_EXERCISE DESCRIPTION_: Pick out every line in the data below that holds "fraction".

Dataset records

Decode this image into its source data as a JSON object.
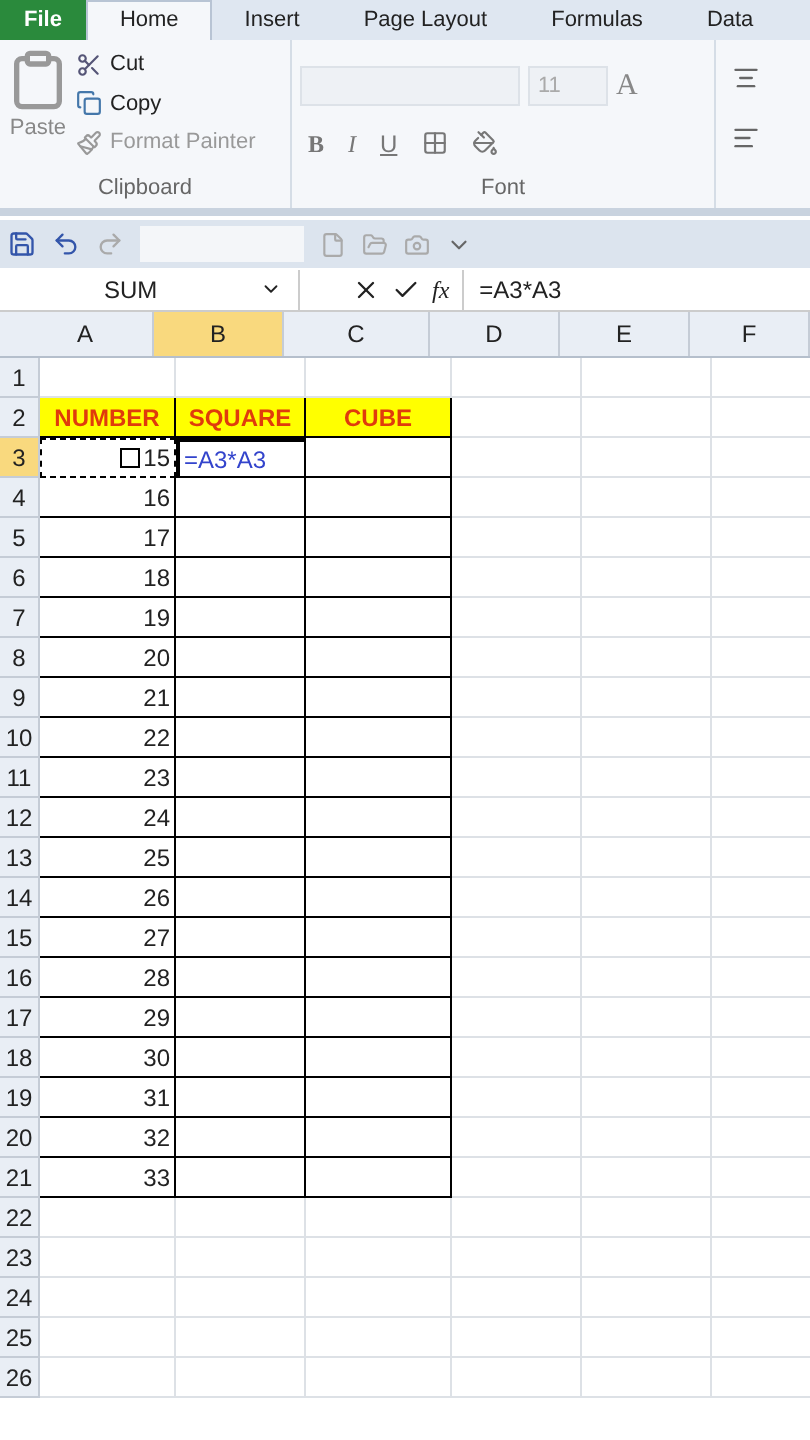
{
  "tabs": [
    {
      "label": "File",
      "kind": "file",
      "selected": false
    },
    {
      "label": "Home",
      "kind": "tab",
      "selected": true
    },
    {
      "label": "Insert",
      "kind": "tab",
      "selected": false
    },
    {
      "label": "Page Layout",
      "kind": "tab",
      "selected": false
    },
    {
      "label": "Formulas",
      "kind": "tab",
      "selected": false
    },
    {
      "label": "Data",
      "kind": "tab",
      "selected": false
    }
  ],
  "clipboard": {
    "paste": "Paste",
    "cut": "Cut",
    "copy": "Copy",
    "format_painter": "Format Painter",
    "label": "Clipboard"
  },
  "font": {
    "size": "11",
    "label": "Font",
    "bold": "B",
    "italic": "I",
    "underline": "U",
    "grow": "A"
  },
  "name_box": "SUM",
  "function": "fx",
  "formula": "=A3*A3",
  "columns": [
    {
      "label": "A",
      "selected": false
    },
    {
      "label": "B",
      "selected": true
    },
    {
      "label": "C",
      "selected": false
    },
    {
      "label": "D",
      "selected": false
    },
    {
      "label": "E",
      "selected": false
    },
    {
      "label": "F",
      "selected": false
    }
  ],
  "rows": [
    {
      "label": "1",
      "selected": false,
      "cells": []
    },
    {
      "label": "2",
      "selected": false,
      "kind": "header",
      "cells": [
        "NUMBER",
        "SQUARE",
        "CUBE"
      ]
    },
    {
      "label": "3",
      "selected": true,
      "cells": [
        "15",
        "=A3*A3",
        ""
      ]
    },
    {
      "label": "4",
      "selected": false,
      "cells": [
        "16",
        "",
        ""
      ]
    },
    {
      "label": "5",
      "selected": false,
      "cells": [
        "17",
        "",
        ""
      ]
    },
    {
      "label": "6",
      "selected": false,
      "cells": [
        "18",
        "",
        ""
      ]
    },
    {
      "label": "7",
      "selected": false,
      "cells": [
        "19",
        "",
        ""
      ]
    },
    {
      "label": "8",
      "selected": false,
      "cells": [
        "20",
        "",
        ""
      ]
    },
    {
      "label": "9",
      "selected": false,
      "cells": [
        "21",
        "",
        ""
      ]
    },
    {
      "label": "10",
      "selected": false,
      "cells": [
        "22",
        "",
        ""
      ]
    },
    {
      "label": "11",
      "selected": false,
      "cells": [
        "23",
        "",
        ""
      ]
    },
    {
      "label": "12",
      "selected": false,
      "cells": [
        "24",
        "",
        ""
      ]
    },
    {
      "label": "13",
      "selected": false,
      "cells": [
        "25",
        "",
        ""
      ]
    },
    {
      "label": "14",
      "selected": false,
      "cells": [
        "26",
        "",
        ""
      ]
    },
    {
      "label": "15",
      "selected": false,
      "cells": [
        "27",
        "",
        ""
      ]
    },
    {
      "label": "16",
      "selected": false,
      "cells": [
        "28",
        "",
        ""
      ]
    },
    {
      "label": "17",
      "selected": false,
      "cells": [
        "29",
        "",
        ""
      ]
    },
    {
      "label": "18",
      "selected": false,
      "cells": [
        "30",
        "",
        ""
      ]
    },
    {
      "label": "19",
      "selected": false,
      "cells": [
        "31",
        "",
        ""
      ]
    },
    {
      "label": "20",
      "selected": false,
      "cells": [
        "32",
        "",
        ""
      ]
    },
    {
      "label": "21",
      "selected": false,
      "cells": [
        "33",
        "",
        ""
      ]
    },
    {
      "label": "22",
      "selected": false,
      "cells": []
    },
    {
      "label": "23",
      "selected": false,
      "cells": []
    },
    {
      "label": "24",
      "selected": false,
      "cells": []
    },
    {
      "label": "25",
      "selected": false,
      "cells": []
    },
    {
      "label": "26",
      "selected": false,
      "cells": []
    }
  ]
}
...
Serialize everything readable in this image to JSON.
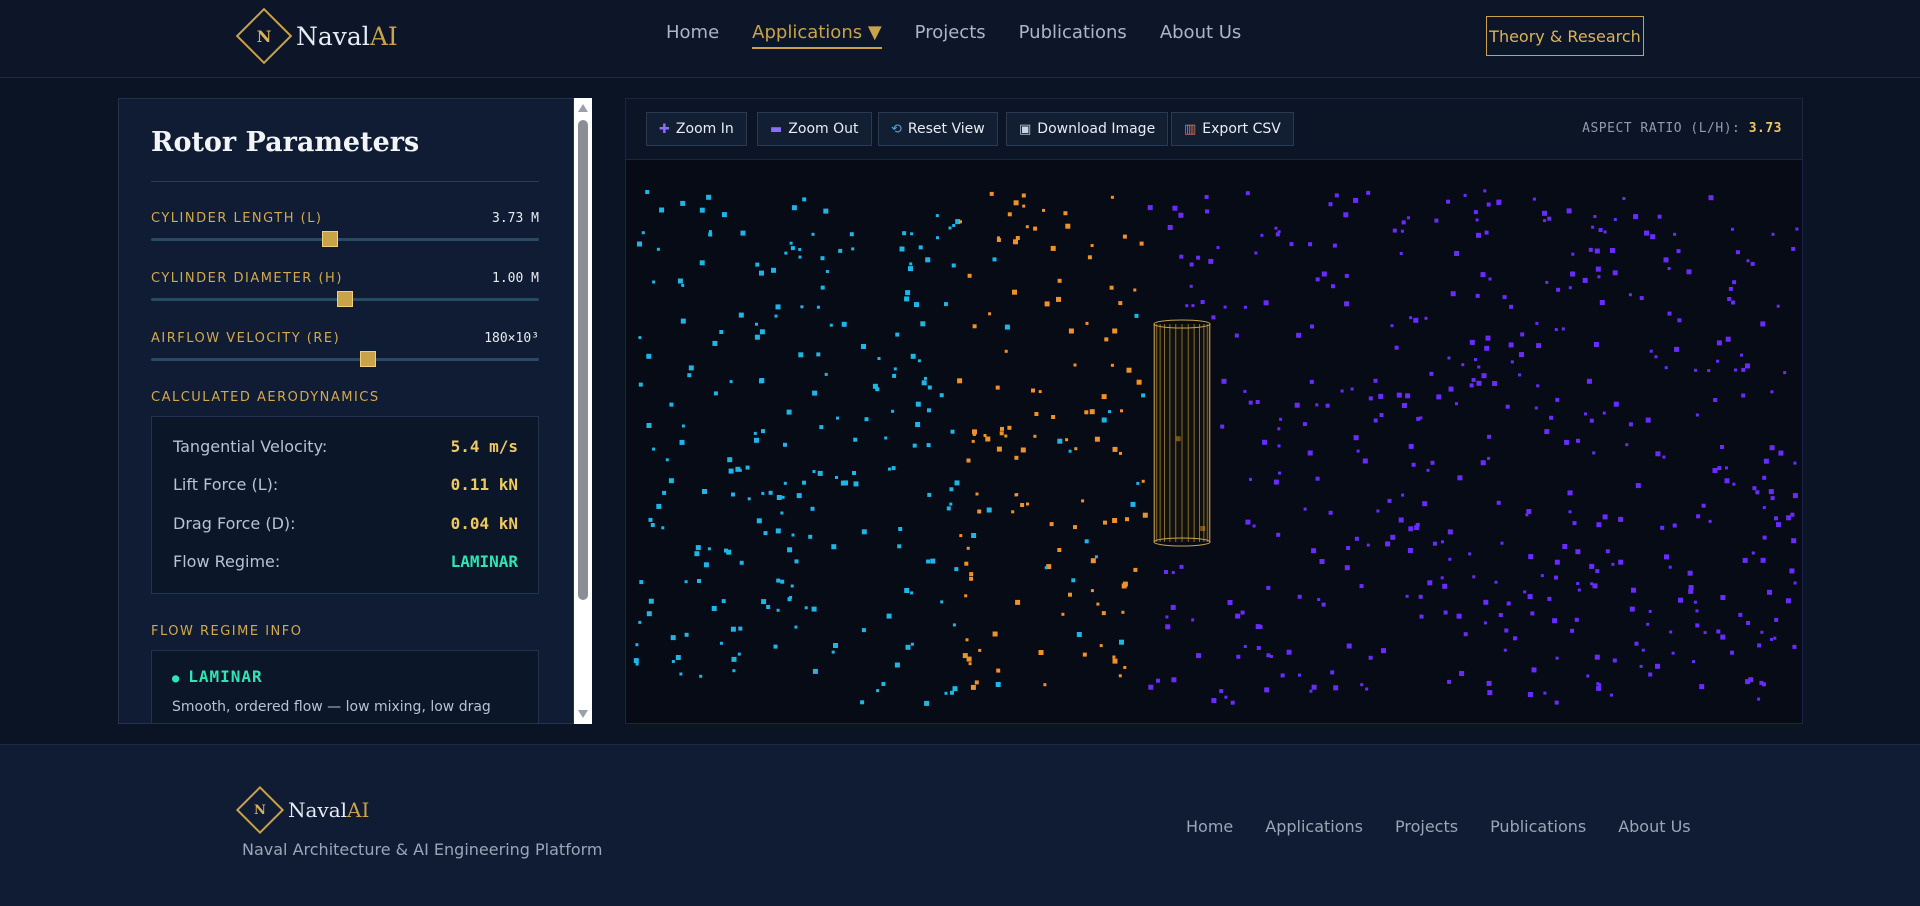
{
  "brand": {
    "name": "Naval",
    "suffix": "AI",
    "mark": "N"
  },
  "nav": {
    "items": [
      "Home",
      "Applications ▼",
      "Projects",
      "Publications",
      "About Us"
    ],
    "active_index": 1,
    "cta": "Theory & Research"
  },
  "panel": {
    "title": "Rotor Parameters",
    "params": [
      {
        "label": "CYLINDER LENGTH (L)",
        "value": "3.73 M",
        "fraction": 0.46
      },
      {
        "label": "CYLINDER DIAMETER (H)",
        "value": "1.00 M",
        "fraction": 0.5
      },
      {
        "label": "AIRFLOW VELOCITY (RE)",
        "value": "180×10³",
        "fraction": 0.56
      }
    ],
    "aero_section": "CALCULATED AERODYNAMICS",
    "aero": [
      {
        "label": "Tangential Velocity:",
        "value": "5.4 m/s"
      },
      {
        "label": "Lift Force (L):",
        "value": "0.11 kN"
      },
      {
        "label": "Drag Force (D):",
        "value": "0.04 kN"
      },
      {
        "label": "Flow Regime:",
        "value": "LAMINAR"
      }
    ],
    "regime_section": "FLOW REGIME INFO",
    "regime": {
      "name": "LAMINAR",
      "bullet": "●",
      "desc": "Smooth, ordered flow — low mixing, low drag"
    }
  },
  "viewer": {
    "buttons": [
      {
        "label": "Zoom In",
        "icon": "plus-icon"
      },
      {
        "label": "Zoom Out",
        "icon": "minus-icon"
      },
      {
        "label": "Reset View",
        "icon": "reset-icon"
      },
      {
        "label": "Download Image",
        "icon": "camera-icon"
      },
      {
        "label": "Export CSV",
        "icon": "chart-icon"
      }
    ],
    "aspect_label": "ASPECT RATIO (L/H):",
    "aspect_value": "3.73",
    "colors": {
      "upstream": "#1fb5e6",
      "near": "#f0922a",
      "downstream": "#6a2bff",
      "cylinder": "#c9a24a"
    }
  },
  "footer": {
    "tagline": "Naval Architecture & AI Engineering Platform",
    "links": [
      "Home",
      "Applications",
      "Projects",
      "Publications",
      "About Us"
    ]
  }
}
* * *
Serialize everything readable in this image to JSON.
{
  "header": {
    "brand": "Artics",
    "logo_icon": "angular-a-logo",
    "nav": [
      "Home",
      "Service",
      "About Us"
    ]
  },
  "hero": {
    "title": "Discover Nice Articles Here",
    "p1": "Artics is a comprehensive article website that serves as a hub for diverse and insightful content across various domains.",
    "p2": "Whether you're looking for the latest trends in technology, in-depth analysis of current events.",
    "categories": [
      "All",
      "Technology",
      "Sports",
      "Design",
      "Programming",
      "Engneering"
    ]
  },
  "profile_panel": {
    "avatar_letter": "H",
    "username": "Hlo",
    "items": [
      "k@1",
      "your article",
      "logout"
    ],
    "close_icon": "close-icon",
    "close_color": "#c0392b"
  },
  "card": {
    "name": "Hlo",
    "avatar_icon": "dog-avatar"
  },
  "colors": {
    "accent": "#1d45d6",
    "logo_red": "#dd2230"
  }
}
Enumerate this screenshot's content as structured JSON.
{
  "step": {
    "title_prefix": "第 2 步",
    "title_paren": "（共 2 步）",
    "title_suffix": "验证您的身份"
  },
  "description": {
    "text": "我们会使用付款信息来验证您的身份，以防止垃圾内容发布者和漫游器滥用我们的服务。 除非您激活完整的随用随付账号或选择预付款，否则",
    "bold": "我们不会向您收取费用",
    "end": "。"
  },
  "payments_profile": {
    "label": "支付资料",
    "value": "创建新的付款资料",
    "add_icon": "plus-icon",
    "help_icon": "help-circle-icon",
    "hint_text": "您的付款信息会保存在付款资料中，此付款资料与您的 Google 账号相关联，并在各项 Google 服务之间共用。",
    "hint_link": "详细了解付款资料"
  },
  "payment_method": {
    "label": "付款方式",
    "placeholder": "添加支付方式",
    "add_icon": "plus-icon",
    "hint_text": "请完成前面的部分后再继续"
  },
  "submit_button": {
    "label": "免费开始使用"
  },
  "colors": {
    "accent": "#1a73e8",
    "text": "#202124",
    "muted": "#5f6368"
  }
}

_FINISHED EXERCISE_:
        "fraction": 0.46
        "fraction": 0.5
        "fraction": 0.56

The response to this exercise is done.